*WHAT TO WORK ON:* For each line in the data below that holds "Students", return a copy.

___ SOURCE MATERIAL ___

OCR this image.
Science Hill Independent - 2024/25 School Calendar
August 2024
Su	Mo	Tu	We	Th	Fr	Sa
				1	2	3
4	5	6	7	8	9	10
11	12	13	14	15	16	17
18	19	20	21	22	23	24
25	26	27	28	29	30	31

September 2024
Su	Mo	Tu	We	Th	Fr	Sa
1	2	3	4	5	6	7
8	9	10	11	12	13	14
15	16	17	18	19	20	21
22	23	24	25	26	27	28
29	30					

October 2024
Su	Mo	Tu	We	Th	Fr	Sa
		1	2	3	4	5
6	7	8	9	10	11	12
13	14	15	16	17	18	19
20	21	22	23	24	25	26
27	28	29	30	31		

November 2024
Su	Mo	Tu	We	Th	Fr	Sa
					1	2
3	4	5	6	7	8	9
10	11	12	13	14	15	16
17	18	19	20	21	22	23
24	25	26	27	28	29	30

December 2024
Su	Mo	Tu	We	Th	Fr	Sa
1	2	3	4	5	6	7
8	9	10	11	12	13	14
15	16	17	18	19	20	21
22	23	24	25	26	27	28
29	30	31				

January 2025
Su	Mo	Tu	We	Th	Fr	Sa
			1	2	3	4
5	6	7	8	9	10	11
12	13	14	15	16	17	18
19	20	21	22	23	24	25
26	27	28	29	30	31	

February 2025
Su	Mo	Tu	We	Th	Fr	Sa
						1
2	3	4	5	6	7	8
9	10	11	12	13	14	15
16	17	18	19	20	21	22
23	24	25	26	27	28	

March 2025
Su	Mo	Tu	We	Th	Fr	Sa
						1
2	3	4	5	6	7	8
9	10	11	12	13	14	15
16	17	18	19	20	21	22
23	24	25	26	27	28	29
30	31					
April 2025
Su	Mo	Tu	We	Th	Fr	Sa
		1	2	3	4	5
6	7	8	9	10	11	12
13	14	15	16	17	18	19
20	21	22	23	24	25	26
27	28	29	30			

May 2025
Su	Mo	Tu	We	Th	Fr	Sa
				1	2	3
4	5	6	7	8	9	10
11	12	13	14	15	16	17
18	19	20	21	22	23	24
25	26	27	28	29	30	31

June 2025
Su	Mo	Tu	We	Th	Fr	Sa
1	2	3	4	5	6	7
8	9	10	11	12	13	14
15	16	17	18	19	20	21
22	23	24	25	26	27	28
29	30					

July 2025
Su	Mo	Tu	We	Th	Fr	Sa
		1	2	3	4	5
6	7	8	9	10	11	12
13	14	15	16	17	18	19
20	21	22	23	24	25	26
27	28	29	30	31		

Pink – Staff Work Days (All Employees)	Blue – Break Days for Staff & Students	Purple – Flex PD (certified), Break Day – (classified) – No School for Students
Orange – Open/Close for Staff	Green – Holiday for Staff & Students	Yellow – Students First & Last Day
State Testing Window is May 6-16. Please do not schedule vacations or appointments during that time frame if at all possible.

___

*WORKED SOLUTION:*
Pink – Staff Work Days (All Employees)	Blue – Break Days for Staff & Students	Purple – Flex PD (certified), Break Day – (classified) – No School for Students
Orange – Open/Close for Staff	Green – Holiday for Staff & Students	Yellow – Students First & Last Day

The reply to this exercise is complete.